PROBLEM TO WORK ON: All of the data should be repeated exactly; pictures are not part of the copy.

DATA ENTRIES:

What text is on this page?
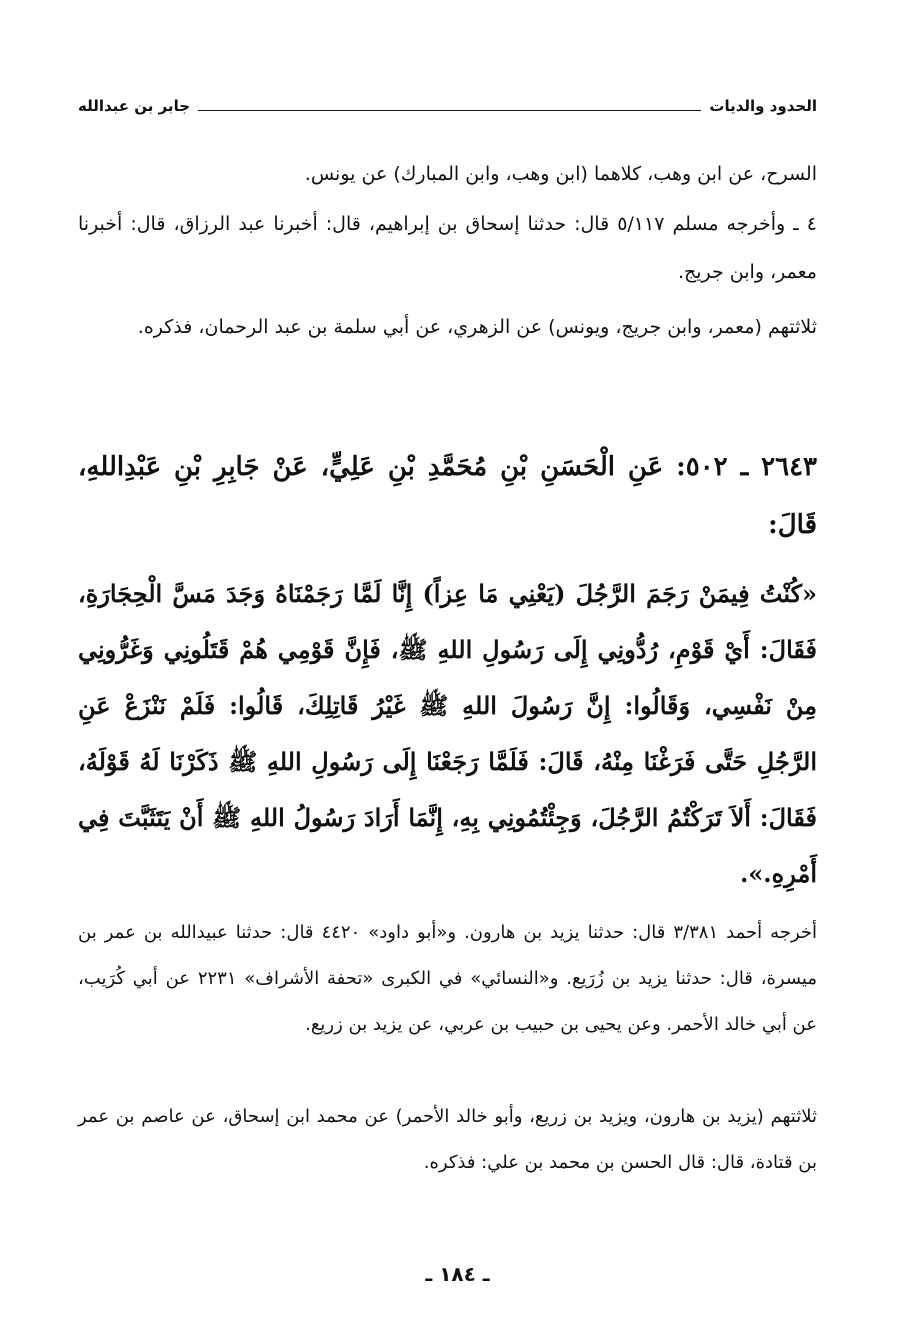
جابر بن عبدالله	الحدود والديات
السرح، عن ابن وهب، كلاهما (ابن وهب، وابن المبارك) عن يونس.
٤ ـ وأخرجه مسلم ٥/١١٧ قال: حدثنا إسحاق بن إبراهيم، قال: أخبرنا عبد الرزاق، قال: أخبرنا معمر، وابن جريج.
ثلاثتهم (معمر، وابن جريج، ويونس) عن الزهري، عن أبي سلمة بن عبد الرحمان، فذكره.
٢٦٤٣ ـ ٥٠٢: عَنِ الْحَسَنِ بْنِ مُحَمَّدِ بْنِ عَلِيٍّ، عَنْ جَابِرِ بْنِ عَبْدِاللهِ، قَالَ:
«كُنْتُ فِيمَنْ رَجَمَ الرَّجُلَ (يَعْنِي مَا عِزاً) إِنَّا لَمَّا رَجَمْنَاهُ وَجَدَ مَسَّ الْحِجَارَةِ، فَقَالَ: أَيْ قَوْمِ، رُدُّونِي إِلَى رَسُولِ اللهِ ﷺ، فَإِنَّ قَوْمِي هُمْ قَتَلُونِي وَغَرُّونِي مِنْ نَفْسِي، وَقَالُوا: إِنَّ رَسُولَ اللهِ ﷺ غَيْرُ قَاتِلِكَ، قَالُوا: فَلَمْ نَنْزَعْ عَنِ الرَّجُلِ حَتَّى فَرَغْنَا مِنْهُ، قَالَ: فَلَمَّا رَجَعْنَا إِلَى رَسُولِ اللهِ ﷺ ذَكَرْنَا لَهُ قَوْلَهُ، فَقَالَ: أَلاَ تَرَكْتُمُ الرَّجُلَ، وَجِئْتُمُونِي بِهِ، إِنَّمَا أَرَادَ رَسُولُ اللهِ ﷺ أَنْ يَتَثَبَّتَ فِي أَمْرِهِ.».
أخرجه أحمد ٣/٣٨١ قال: حدثنا يزيد بن هارون. و«أبو داود» ٤٤٢٠ قال: حدثنا عبيدالله بن عمر بن ميسرة، قال: حدثنا يزيد بن زُرَيع. و«النسائي» في الكبرى «تحفة الأشراف» ٢٢٣١ عن أبي كُرَيب، عن أبي خالد الأحمر. وعن يحيى بن حبيب بن عربي، عن يزيد بن زريع.
ثلاثتهم (يزيد بن هارون، ويزيد بن زريع، وأبو خالد الأحمر) عن محمد ابن إسحاق، عن عاصم بن عمر بن قتادة، قال: قال الحسن بن محمد بن علي: فذكره.
ـ ١٨٤ ـ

TASK SOLUTION:
What text is on this page?
جابر بن عبدالله	الحدود والديات
السرح، عن ابن وهب، كلاهما (ابن وهب، وابن المبارك) عن يونس.
٤ ـ وأخرجه مسلم ٥/١١٧ قال: حدثنا إسحاق بن إبراهيم، قال: أخبرنا عبد الرزاق، قال: أخبرنا معمر، وابن جريج.
ثلاثتهم (معمر، وابن جريج، ويونس) عن الزهري، عن أبي سلمة بن عبد الرحمان، فذكره.
٢٦٤٣ ـ ٥٠٢: عَنِ الْحَسَنِ بْنِ مُحَمَّدِ بْنِ عَلِيٍّ، عَنْ جَابِرِ بْنِ عَبْدِاللهِ، قَالَ:
«كُنْتُ فِيمَنْ رَجَمَ الرَّجُلَ (يَعْنِي مَا عِزاً) إِنَّا لَمَّا رَجَمْنَاهُ وَجَدَ مَسَّ الْحِجَارَةِ، فَقَالَ: أَيْ قَوْمِ، رُدُّونِي إِلَى رَسُولِ اللهِ ﷺ، فَإِنَّ قَوْمِي هُمْ قَتَلُونِي وَغَرُّونِي مِنْ نَفْسِي، وَقَالُوا: إِنَّ رَسُولَ اللهِ ﷺ غَيْرُ قَاتِلِكَ، قَالُوا: فَلَمْ نَنْزَعْ عَنِ الرَّجُلِ حَتَّى فَرَغْنَا مِنْهُ، قَالَ: فَلَمَّا رَجَعْنَا إِلَى رَسُولِ اللهِ ﷺ ذَكَرْنَا لَهُ قَوْلَهُ، فَقَالَ: أَلاَ تَرَكْتُمُ الرَّجُلَ، وَجِئْتُمُونِي بِهِ، إِنَّمَا أَرَادَ رَسُولُ اللهِ ﷺ أَنْ يَتَثَبَّتَ فِي أَمْرِهِ.».
أخرجه أحمد ٣/٣٨١ قال: حدثنا يزيد بن هارون. و«أبو داود» ٤٤٢٠ قال: حدثنا عبيدالله بن عمر بن ميسرة، قال: حدثنا يزيد بن زُرَيع. و«النسائي» في الكبرى «تحفة الأشراف» ٢٢٣١ عن أبي كُرَيب، عن أبي خالد الأحمر. وعن يحيى بن حبيب بن عربي، عن يزيد بن زريع.
ثلاثتهم (يزيد بن هارون، ويزيد بن زريع، وأبو خالد الأحمر) عن محمد ابن إسحاق، عن عاصم بن عمر بن قتادة، قال: قال الحسن بن محمد بن علي: فذكره.
ـ ١٨٤ ـ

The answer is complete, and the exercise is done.